● Set exercise: Find the string "ylabel" in the entries and copy each line that has it.

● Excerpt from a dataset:
_ _ _ _ _ _ _

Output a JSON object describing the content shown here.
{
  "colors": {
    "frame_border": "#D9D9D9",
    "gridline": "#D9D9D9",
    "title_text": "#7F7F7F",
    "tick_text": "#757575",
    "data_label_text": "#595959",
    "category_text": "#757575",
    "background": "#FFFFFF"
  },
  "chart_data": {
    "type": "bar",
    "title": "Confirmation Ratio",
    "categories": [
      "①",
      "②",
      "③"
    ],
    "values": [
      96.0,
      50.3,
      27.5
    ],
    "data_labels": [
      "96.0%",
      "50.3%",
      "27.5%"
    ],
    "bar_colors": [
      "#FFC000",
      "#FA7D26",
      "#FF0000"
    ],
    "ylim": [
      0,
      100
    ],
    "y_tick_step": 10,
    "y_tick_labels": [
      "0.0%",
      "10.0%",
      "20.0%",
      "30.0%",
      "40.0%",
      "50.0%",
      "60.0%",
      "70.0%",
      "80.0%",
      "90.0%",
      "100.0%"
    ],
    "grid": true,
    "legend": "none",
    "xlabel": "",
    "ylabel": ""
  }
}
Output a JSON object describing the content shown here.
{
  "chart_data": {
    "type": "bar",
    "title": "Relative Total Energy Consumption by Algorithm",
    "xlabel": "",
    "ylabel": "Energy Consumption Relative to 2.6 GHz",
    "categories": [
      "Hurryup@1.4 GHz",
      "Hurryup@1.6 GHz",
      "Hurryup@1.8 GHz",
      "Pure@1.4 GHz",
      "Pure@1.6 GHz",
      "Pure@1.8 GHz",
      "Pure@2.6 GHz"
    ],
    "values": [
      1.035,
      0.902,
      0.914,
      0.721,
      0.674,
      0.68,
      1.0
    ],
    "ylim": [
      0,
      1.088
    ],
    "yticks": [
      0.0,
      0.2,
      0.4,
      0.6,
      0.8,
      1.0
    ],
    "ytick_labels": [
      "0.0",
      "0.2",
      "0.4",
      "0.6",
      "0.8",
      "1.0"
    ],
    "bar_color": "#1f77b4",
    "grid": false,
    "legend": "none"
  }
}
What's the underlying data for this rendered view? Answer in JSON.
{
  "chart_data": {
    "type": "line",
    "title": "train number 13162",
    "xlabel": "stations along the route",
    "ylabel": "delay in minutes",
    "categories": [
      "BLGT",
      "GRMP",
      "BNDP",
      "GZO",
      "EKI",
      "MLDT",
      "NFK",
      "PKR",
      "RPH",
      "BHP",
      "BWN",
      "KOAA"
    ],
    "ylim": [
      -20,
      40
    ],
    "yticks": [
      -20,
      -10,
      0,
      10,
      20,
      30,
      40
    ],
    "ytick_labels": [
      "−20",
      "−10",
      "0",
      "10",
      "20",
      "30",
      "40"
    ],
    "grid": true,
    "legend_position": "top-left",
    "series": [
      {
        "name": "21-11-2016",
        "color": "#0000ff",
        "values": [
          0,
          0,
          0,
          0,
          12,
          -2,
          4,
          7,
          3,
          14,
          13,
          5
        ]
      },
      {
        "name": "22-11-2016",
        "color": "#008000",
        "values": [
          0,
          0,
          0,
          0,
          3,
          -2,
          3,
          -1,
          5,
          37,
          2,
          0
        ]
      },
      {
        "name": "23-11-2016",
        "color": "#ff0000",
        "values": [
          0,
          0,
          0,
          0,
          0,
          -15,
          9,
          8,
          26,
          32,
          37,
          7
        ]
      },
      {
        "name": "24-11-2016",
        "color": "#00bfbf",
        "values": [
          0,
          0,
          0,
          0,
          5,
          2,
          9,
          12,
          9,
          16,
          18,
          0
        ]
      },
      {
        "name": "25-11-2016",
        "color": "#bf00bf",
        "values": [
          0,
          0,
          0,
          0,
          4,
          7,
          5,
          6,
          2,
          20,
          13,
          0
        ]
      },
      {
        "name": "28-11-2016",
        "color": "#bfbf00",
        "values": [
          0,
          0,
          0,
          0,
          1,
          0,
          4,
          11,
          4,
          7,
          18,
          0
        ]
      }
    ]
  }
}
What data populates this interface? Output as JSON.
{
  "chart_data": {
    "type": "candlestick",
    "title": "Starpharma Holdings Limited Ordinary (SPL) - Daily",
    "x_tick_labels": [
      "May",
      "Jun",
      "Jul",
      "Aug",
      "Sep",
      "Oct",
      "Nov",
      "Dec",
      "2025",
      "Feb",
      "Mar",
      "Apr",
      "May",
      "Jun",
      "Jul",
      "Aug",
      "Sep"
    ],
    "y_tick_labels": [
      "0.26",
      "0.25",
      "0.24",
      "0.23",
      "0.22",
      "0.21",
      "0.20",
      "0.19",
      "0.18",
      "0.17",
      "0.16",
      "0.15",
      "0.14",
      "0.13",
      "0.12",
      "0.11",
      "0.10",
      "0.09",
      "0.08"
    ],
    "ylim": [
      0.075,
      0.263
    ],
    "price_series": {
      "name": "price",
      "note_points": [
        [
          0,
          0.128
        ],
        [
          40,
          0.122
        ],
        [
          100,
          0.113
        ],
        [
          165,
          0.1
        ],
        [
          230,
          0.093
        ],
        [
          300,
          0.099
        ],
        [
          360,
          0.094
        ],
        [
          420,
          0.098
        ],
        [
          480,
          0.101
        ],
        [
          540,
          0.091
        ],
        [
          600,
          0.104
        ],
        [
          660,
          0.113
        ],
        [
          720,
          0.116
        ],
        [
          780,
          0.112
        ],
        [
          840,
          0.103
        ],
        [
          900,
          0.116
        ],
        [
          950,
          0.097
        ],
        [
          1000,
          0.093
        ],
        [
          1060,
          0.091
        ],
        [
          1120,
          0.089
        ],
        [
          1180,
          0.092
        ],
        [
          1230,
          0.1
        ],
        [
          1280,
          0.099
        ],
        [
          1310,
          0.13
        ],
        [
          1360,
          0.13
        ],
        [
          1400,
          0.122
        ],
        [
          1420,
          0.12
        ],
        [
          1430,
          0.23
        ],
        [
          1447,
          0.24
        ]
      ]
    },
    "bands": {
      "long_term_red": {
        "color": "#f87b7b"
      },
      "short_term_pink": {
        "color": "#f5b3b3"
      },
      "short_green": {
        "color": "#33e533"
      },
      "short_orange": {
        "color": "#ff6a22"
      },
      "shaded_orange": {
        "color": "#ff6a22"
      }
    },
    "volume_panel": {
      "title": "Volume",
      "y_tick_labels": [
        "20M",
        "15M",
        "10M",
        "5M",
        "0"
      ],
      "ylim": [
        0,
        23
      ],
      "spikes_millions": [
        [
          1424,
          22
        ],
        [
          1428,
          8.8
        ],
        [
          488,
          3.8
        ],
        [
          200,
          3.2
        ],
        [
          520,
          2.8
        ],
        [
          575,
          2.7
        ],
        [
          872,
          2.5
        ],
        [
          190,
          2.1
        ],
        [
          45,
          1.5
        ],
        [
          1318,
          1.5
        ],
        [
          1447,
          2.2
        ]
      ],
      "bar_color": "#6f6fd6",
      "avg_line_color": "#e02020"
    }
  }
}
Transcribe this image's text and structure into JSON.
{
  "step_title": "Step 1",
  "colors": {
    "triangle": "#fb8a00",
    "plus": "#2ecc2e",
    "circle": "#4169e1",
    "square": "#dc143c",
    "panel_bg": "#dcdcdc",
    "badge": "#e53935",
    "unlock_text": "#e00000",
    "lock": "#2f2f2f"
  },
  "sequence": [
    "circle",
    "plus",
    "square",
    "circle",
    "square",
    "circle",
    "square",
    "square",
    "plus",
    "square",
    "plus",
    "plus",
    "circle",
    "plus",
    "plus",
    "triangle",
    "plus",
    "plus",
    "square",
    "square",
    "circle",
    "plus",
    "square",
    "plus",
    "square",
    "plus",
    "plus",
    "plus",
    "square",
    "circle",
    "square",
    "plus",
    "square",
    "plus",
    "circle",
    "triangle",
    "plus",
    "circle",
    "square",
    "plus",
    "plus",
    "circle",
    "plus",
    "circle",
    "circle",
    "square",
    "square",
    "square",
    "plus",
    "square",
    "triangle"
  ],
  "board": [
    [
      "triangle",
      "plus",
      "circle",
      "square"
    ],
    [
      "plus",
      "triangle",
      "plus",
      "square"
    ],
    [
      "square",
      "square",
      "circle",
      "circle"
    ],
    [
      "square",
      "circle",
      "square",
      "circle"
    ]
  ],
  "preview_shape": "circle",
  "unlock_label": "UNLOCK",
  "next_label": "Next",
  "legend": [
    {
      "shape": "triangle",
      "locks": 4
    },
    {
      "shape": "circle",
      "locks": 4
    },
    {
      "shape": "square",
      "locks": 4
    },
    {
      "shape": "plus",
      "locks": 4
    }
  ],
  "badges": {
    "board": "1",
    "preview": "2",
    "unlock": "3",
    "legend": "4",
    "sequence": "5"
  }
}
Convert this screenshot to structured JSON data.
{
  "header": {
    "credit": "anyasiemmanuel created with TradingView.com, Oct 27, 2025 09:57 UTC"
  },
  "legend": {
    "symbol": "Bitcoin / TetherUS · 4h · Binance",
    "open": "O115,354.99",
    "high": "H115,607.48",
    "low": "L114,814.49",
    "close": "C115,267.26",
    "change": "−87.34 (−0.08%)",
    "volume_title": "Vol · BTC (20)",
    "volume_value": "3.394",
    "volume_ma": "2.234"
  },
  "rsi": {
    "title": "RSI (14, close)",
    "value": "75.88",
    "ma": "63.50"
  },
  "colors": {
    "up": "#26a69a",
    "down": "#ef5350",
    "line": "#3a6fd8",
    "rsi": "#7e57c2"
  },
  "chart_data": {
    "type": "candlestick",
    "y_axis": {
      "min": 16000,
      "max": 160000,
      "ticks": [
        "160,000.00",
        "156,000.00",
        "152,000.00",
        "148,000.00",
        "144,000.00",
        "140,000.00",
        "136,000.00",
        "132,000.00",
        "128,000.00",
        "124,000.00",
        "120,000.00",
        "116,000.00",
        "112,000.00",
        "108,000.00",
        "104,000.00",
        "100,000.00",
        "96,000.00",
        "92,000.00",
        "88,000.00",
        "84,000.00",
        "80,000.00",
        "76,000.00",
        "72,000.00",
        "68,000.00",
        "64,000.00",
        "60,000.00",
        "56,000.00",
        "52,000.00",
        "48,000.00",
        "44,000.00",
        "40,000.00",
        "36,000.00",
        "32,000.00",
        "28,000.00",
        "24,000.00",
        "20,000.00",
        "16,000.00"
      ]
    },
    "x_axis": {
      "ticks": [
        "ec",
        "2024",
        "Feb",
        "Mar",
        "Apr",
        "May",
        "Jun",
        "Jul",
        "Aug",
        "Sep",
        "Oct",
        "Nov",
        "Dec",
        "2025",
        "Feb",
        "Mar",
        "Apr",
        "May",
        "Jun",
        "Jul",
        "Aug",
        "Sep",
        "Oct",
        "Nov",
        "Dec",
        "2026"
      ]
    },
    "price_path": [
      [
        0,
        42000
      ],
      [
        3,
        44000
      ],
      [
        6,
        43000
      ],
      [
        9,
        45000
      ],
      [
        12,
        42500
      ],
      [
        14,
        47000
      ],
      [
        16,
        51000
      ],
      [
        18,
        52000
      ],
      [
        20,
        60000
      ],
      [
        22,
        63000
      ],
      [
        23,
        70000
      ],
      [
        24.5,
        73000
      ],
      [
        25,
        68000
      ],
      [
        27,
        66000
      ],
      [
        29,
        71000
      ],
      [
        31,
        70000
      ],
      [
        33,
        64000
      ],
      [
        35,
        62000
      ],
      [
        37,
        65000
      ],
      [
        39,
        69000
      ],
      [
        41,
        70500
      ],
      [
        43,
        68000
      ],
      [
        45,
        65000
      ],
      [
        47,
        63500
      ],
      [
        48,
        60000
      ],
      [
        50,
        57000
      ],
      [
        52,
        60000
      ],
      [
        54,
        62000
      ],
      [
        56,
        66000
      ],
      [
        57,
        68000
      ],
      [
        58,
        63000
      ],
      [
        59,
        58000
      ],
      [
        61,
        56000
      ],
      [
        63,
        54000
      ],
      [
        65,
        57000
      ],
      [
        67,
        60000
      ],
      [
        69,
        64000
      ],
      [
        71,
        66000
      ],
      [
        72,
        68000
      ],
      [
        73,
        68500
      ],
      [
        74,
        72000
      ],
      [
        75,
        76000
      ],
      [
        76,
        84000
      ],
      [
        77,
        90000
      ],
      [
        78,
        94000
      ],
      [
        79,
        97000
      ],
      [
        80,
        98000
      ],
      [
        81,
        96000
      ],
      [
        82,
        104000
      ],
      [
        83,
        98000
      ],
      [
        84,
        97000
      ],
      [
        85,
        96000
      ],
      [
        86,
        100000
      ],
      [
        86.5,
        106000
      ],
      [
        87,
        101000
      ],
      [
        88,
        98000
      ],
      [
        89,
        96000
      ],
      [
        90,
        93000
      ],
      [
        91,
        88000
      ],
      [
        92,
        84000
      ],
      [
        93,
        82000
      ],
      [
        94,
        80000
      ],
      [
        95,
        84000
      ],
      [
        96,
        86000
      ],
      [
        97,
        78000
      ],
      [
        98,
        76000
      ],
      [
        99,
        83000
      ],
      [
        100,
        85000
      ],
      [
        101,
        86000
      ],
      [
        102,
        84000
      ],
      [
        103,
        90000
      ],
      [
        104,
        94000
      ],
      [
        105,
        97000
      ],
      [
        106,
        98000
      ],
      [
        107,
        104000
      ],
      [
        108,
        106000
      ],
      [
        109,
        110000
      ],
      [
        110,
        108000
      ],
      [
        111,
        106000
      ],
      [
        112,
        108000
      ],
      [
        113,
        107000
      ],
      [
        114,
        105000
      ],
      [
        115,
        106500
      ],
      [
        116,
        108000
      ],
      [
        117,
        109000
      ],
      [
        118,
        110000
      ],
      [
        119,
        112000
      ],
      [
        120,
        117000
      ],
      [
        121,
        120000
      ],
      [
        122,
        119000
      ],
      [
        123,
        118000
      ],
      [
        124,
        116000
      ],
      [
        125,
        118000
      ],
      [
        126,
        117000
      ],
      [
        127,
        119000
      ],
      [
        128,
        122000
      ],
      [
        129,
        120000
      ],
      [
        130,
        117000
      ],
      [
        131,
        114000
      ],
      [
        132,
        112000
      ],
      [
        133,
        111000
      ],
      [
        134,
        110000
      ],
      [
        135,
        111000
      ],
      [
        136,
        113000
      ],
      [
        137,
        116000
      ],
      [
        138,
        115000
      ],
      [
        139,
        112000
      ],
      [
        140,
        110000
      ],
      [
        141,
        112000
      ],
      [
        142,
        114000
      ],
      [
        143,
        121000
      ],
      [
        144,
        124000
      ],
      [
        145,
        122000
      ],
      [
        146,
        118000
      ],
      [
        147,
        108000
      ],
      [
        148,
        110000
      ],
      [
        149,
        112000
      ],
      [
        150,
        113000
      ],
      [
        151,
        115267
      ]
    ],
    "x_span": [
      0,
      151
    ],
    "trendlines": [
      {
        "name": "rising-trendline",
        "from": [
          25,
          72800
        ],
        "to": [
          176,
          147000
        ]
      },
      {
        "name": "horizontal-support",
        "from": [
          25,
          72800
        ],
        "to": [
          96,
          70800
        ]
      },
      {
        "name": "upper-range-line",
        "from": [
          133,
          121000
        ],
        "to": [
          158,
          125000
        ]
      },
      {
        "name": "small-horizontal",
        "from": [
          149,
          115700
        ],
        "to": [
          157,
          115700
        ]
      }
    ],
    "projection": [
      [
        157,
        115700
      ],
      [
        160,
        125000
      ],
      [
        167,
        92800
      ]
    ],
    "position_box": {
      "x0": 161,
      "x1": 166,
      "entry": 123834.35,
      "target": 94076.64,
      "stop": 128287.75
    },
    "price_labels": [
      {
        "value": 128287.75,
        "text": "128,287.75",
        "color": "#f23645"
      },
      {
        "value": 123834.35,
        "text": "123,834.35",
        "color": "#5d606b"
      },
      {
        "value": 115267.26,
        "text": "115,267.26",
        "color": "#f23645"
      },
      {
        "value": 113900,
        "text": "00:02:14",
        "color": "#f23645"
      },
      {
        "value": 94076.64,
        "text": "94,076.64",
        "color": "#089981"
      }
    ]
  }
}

_ _ _ _ _ _ _

● Solution to the exercise:
    "ylabel": ""
    "ylabel": "Energy Consumption Relative to 2.6 GHz",
    "ylabel": "delay in minutes",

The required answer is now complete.